→ **Stated problem**
Copy out each line in the material below that has the word "from".

→ **Records for the task**
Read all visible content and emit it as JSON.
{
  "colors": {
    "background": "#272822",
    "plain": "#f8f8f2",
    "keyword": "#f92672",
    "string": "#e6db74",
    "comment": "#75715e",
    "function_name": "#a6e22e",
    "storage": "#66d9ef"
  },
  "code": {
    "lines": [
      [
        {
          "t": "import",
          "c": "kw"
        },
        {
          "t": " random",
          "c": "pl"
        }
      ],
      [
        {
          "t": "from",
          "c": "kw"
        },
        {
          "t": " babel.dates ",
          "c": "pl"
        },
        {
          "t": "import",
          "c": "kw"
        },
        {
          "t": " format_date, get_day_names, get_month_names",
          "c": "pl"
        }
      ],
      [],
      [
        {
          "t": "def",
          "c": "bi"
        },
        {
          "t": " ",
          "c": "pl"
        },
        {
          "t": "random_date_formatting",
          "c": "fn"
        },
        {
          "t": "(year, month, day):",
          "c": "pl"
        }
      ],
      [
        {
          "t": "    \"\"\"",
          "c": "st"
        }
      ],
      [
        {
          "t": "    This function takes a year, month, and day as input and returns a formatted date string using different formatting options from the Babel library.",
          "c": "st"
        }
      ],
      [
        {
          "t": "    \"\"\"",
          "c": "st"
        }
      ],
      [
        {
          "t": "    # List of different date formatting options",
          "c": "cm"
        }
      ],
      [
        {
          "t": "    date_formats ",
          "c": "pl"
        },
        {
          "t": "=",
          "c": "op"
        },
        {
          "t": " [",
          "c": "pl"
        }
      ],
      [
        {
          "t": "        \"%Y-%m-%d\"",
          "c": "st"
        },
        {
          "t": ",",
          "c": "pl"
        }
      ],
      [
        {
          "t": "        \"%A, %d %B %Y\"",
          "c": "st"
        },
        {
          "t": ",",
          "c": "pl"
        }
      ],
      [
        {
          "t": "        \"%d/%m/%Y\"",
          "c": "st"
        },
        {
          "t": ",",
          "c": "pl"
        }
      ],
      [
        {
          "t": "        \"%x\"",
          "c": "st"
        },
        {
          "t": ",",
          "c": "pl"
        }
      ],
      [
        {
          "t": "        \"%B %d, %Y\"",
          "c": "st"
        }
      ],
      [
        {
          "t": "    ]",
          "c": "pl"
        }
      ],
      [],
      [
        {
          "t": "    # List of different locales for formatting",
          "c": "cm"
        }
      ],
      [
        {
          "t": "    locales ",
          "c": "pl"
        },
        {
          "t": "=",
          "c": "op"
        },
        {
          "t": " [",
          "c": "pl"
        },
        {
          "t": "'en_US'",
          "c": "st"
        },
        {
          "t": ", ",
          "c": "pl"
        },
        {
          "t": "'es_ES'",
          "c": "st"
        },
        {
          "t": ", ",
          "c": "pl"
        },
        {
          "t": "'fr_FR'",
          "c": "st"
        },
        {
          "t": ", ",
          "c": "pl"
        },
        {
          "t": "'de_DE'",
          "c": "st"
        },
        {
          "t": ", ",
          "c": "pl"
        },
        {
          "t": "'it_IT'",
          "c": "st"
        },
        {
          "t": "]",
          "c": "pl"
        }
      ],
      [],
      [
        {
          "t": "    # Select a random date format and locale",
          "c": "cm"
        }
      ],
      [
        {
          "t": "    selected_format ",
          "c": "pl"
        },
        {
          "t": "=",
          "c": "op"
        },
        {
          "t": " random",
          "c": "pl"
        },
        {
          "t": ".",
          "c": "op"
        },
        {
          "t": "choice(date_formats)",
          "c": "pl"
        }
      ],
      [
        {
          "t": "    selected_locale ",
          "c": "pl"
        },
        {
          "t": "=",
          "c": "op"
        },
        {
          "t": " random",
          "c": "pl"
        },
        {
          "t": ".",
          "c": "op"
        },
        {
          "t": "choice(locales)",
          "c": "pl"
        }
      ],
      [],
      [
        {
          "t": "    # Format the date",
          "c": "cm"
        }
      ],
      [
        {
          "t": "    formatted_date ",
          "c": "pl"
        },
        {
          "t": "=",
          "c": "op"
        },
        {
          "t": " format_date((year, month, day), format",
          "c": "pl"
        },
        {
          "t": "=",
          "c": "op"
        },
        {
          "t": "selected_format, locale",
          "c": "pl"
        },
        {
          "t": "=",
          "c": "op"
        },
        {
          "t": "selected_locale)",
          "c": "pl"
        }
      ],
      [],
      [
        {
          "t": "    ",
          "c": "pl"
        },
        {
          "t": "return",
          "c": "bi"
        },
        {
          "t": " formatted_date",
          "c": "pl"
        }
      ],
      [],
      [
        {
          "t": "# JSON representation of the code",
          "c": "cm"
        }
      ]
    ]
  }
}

→ **Output below**
          "t": "from",
          "t": "    This function takes a year, month, and day as input and returns a formatted date string using different formatting options from the Babel library.",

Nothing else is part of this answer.